> [DOCUMENT TEXT]:
=-=-=-=-=

At our first meeting last year, we all reiterated our support for the fundamentals of the East Asia Summit process. The relevance of the five core priority areas identified by EAS for our collective economic growth and development has become even more urgent. It is encouraging that we have begun to put in place the elements of a cooperative architecture in our region.

Mr. Chairman,

The East Asia Summit process has a great potential to bring synergy of effort to ensure peace, stability and economic prosperity in the region. We believe that in this era of global connectivity and economic inter-dependence, this can be achieved only if Asia strengthens itself in terms of economic growth, capacities and capabilities, all of which will enable it to contribute better to the global system. We continue to see ASEAN as the driving force in these processes.

Mr. Chairman,

We have seen useful progress at the 1st EAS Education Ministers Meeting in Yogyakarta on July 3-5, 2012. India has taken on 3 of the 13 projects recommended by the EAS Educational Task Force. On Nalanda University, I would like to inform that the Nalanda Mentor Group and the Governing Board held regular meetings. The University's website and logo have been launched. The University Statutes have been published in the Gazette of India. The University has appointed a Steering Committee to oversee the Global Design Competition. We would invite companies from EAS member States to participate in this competition.

To further intensify collaboration in the priority area of disaster management & relief, India would be hosting an EAS Conference on Building Regional Responses to Disaster Management in New Delhi from 16 to 17 September this year. We hope to bring together National Disaster Management Authorities in EAS member countries for sharing of expertise and experience, as well as to build capacities.

The ongoing global economic crisis and the Eurozone crisis, in particular, continue to be worrisome. It is imperative for the Asian engines of growth to come together to offset this. There should also be greater interaction and cooperation between our financial authorities. We welcome the Regional Comprehensive Economic Partnership initiative and we look forward to our engagement with the ASEAN countries on this.

=-=-=-=-=

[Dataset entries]
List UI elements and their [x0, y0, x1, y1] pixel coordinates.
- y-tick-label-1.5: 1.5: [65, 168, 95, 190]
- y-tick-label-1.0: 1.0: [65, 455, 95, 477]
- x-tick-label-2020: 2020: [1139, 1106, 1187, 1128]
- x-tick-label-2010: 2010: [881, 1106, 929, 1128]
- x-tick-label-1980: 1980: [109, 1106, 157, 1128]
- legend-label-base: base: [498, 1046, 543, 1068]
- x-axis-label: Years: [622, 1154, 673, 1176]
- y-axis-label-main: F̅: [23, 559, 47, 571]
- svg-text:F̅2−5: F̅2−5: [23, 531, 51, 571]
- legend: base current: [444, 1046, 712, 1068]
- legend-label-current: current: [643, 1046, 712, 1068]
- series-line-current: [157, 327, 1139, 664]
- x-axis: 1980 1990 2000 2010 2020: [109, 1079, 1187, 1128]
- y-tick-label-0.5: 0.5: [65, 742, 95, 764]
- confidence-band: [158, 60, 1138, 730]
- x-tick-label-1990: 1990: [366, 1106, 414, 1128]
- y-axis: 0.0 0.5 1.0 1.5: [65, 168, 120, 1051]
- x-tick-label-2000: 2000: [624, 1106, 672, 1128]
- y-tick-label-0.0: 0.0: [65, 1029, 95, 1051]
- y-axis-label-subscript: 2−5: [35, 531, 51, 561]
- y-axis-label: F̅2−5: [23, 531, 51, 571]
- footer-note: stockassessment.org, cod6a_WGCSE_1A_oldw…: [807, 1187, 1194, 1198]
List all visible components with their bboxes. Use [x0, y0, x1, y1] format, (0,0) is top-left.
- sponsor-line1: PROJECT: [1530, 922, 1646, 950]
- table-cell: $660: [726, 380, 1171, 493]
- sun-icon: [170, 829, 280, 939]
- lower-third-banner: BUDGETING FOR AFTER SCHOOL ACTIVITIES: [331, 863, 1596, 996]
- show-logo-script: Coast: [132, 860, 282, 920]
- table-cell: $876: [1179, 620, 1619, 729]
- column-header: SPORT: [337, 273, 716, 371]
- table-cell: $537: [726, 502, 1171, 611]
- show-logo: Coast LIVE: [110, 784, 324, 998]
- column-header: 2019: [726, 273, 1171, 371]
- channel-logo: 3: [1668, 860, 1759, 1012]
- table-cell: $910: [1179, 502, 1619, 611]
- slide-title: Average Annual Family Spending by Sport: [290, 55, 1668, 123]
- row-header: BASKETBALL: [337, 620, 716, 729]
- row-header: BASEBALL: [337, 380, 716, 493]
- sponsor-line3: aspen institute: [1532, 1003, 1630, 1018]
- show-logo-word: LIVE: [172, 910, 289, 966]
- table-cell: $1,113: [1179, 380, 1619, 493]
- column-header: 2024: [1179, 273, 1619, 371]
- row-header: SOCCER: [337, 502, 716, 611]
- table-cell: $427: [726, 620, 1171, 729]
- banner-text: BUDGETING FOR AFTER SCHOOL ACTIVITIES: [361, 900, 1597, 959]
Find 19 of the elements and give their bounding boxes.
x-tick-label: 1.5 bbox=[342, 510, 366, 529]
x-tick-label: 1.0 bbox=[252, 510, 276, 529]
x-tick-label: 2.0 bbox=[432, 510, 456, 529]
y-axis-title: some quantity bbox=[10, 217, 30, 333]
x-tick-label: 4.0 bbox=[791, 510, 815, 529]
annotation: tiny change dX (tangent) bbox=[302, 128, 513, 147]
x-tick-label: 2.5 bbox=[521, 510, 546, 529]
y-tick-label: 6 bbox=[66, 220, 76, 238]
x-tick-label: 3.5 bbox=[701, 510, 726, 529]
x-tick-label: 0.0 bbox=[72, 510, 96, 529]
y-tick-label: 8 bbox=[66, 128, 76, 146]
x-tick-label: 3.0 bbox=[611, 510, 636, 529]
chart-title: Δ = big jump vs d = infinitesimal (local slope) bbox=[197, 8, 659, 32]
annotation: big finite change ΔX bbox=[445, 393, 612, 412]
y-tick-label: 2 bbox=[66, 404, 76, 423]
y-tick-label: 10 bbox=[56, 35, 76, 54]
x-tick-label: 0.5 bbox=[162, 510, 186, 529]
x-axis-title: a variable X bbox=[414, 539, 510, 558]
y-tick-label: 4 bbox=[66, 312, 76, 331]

=-=-=-=-=

> [OBJECTIVES]:
A. Reproduce the part of the East Asia Summit remarks that begins at the words "At our first" and ends after "in these processes.".
B. According to the East Asia Summit remarks, what does the East Asia Summit process have the potential to ensure in the region? List each item.

> [REPLIES]:
A.
At our first meeting last year, we all reiterated our support for the fundamentals of the East Asia Summit process. The relevance of the five core priority areas identified by EAS for our collective economic growth and development has become even more urgent. It is encouraging that we have begun to put in place the elements of a cooperative architecture in our region.

Mr. Chairman,

The East Asia Summit process has a great potential to bring synergy of effort to ensure peace, stability and economic prosperity in the region. We believe that in this era of global connectivity and economic inter-dependence, this can be achieved only if Asia strengthens itself in terms of economic growth, capacities and capabilities, all of which will enable it to contribute better to the global system. We continue to see ASEAN as the driving force in these processes.

B.
- peace
- stability
- economic prosperity